— begin Recorded information —

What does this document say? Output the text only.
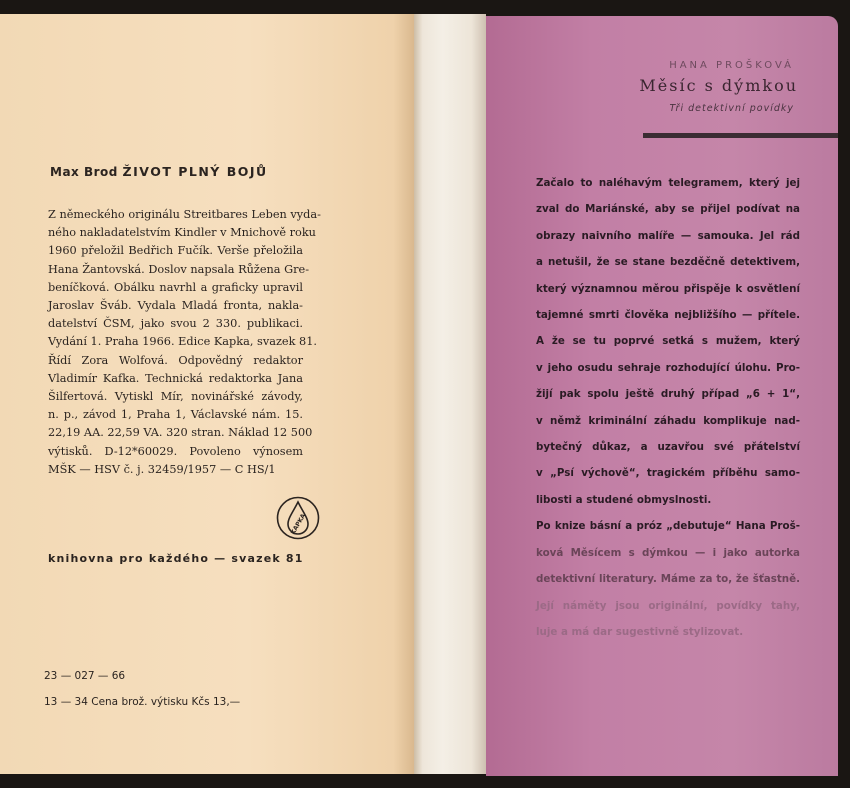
Max Brod ŽIVOT PLNÝ BOJŮ
Z německého originálu Streitbares Leben vyda-
ného nakladatelstvím Kindler v Mnichově roku
1960 přeložil Bedřich Fučík. Verše přeložila
Hana Žantovská. Doslov napsala Růžena Gre-
beníčková. Obálku navrhl a graficky upravil
Jaroslav Šváb. Vydala Mladá fronta, nakla-
datelství ČSM, jako svou 2 330. publikaci.
Vydání 1. Praha 1966. Edice Kapka, svazek 81.
Řídí Zora Wolfová. Odpovědný redaktor
Vladimír Kafka. Technická redaktorka Jana
Šilfertová. Vytiskl Mír, novinářské závody,
n. p., závod 1, Praha 1, Václavské nám. 15.
22,19 AA. 22,59 VA. 320 stran. Náklad 12 500
výtisků. D-12*60029. Povoleno výnosem
MŠK — HSV č. j. 32459/1957 — C HS/1
KAPKA
knihovna pro každého — svazek 81
23 — 027 — 66
13 — 34 Cena brož. výtisku Kčs 13,—
HANA PROŠKOVÁ
Měsíc s dýmkou
Tři detektivní povídky
Začalo to naléhavým telegramem, který jej
zval do Mariánské, aby se přijel podívat na
obrazy naivního malíře — samouka. Jel rád
a netušil, že se stane bezděčně detektivem,
který významnou měrou přispěje k osvětlení
tajemné smrti člověka nejbližšího — přítele.
A že se tu poprvé setká s mužem, který
v jeho osudu sehraje rozhodující úlohu. Pro-
žijí pak spolu ještě druhý případ „6 + 1“,
v němž kriminální záhadu komplikuje nad-
bytečný důkaz, a uzavřou své přátelství
v „Psí výchově“, tragickém příběhu samo-
libosti a studené obmyslnosti.
Po knize básní a próz „debutuje“ Hana Proš-
ková Měsícem s dýmkou — i jako autorka
detektivní literatury. Máme za to, že šťastně.
Její náměty jsou originální, povídky tahy,
luje a má dar sugestivně stylizovat.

— end Recorded information —

◆ Brief ◆
Give all the lines above again, character for character, without pictures.

◆ Complete output ◆
What does this document say? Output the text only.
Max Brod ŽIVOT PLNÝ BOJŮ
Z německého originálu Streitbares Leben vyda-
ného nakladatelstvím Kindler v Mnichově roku
1960 přeložil Bedřich Fučík. Verše přeložila
Hana Žantovská. Doslov napsala Růžena Gre-
beníčková. Obálku navrhl a graficky upravil
Jaroslav Šváb. Vydala Mladá fronta, nakla-
datelství ČSM, jako svou 2 330. publikaci.
Vydání 1. Praha 1966. Edice Kapka, svazek 81.
Řídí Zora Wolfová. Odpovědný redaktor
Vladimír Kafka. Technická redaktorka Jana
Šilfertová. Vytiskl Mír, novinářské závody,
n. p., závod 1, Praha 1, Václavské nám. 15.
22,19 AA. 22,59 VA. 320 stran. Náklad 12 500
výtisků. D-12*60029. Povoleno výnosem
MŠK — HSV č. j. 32459/1957 — C HS/1
KAPKA
knihovna pro každého — svazek 81
23 — 027 — 66
13 — 34 Cena brož. výtisku Kčs 13,—
HANA PROŠKOVÁ
Měsíc s dýmkou
Tři detektivní povídky
Začalo to naléhavým telegramem, který jej
zval do Mariánské, aby se přijel podívat na
obrazy naivního malíře — samouka. Jel rád
a netušil, že se stane bezděčně detektivem,
který významnou měrou přispěje k osvětlení
tajemné smrti člověka nejbližšího — přítele.
A že se tu poprvé setká s mužem, který
v jeho osudu sehraje rozhodující úlohu. Pro-
žijí pak spolu ještě druhý případ „6 + 1“,
v němž kriminální záhadu komplikuje nad-
bytečný důkaz, a uzavřou své přátelství
v „Psí výchově“, tragickém příběhu samo-
libosti a studené obmyslnosti.
Po knize básní a próz „debutuje“ Hana Proš-
ková Měsícem s dýmkou — i jako autorka
detektivní literatury. Máme za to, že šťastně.
Její náměty jsou originální, povídky tahy,
luje a má dar sugestivně stylizovat.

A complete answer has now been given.